# [Task instructions]
Identify and copy all lines of the material where the string "title" is found.
----- Records for this task
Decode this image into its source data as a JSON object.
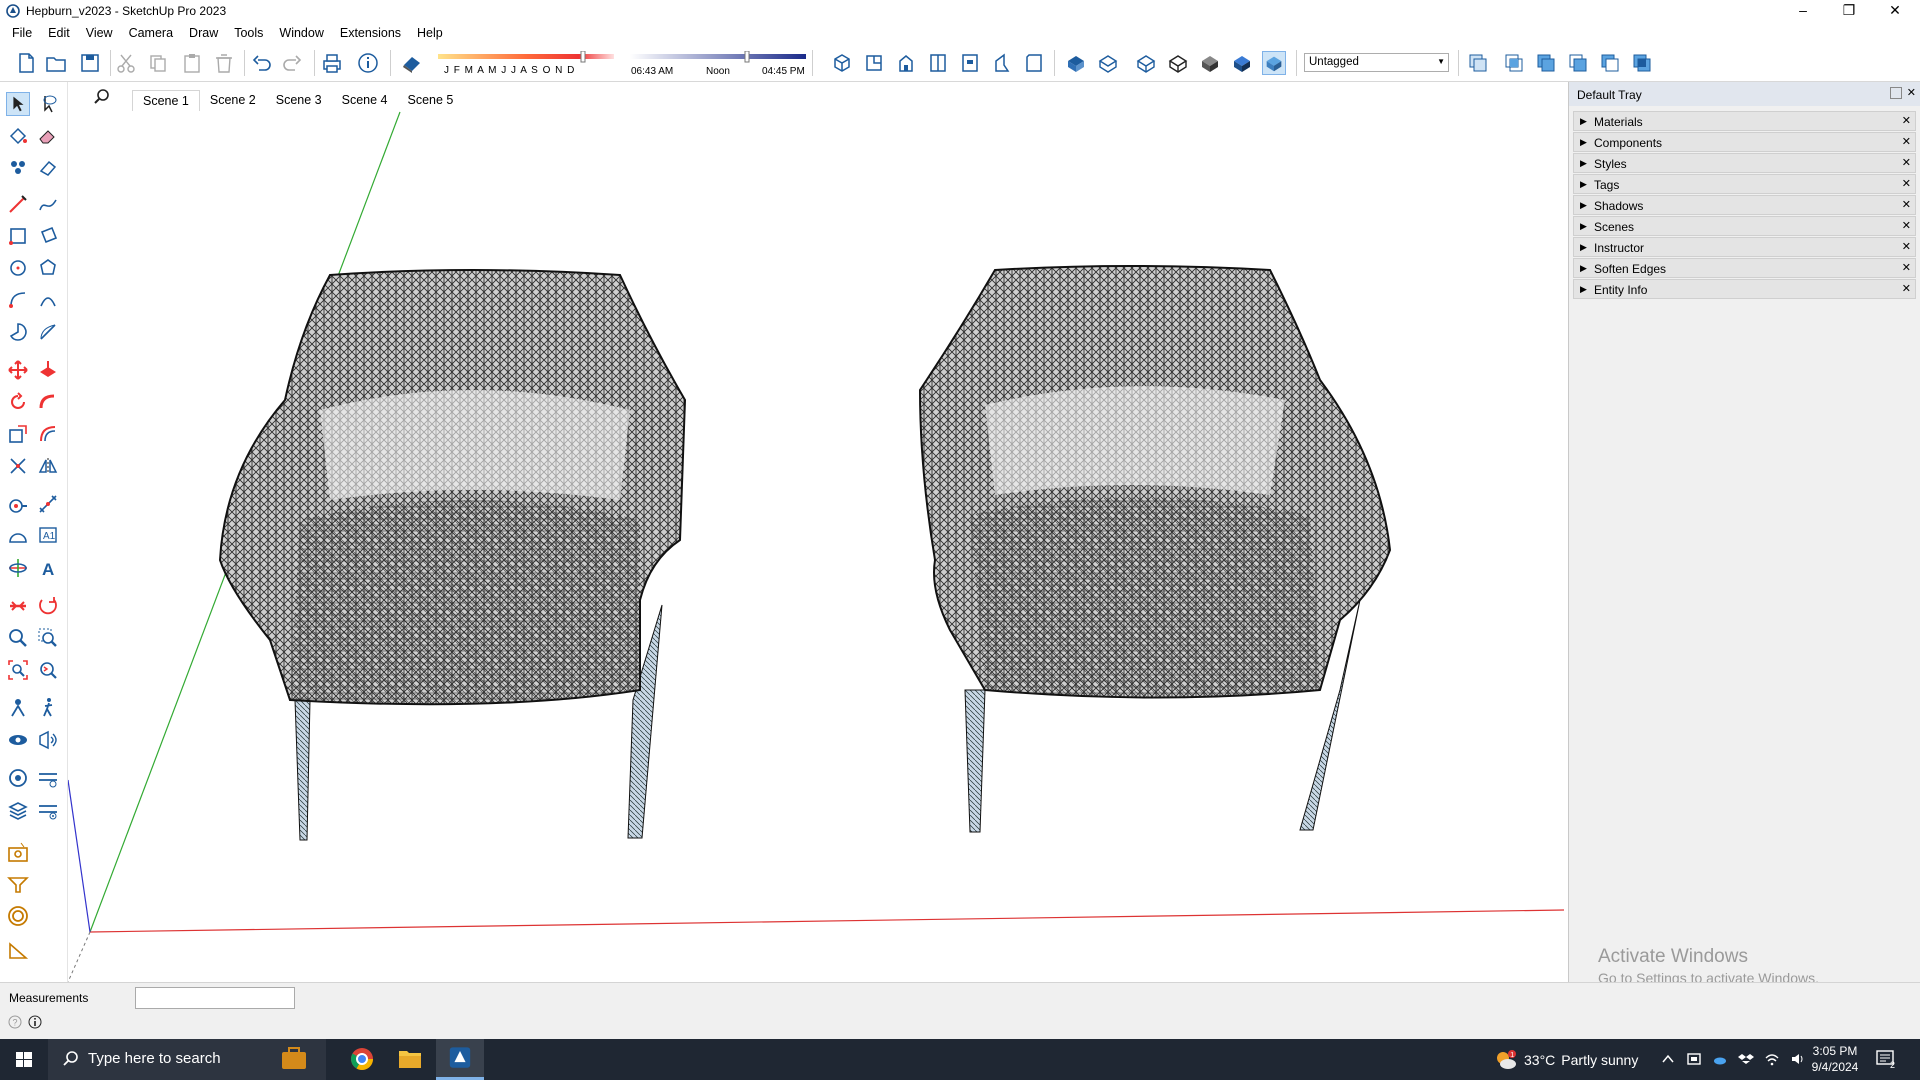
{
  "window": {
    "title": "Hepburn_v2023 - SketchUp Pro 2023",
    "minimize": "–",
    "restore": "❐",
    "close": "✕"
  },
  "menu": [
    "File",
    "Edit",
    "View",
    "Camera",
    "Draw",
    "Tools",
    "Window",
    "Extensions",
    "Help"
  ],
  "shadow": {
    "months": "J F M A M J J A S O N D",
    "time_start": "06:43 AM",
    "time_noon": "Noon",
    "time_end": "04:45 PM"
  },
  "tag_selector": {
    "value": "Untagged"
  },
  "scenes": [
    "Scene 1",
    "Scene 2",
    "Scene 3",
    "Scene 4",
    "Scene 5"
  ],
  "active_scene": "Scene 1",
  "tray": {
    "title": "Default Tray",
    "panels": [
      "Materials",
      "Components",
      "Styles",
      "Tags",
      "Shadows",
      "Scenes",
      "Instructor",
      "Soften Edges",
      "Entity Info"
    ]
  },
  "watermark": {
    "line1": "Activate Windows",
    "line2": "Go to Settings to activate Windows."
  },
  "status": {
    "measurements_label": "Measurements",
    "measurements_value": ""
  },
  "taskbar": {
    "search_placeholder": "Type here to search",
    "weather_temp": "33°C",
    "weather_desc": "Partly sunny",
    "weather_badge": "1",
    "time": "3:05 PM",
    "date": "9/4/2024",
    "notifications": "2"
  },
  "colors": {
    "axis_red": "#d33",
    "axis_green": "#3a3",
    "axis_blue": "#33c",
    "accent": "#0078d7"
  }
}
----------
----- Records for this task
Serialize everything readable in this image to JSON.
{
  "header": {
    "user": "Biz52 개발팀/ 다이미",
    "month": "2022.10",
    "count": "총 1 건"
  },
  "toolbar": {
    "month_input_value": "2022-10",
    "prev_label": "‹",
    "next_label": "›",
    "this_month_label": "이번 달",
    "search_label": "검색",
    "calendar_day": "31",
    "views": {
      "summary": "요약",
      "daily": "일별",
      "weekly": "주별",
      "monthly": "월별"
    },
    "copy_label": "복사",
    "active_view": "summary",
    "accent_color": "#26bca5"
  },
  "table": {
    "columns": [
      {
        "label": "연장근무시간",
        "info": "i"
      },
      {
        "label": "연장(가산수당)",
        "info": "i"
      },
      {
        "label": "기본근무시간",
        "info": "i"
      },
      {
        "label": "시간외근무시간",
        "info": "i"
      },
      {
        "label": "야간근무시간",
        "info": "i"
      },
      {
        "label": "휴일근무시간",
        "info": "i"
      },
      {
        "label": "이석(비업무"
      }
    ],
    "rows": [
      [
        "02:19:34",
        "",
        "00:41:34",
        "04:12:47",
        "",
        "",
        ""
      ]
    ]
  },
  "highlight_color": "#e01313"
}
----------
# [Answer to this exercise]
    "title": "Hepburn_v2023 - SketchUp Pro 2023",
    "title": "Default Tray",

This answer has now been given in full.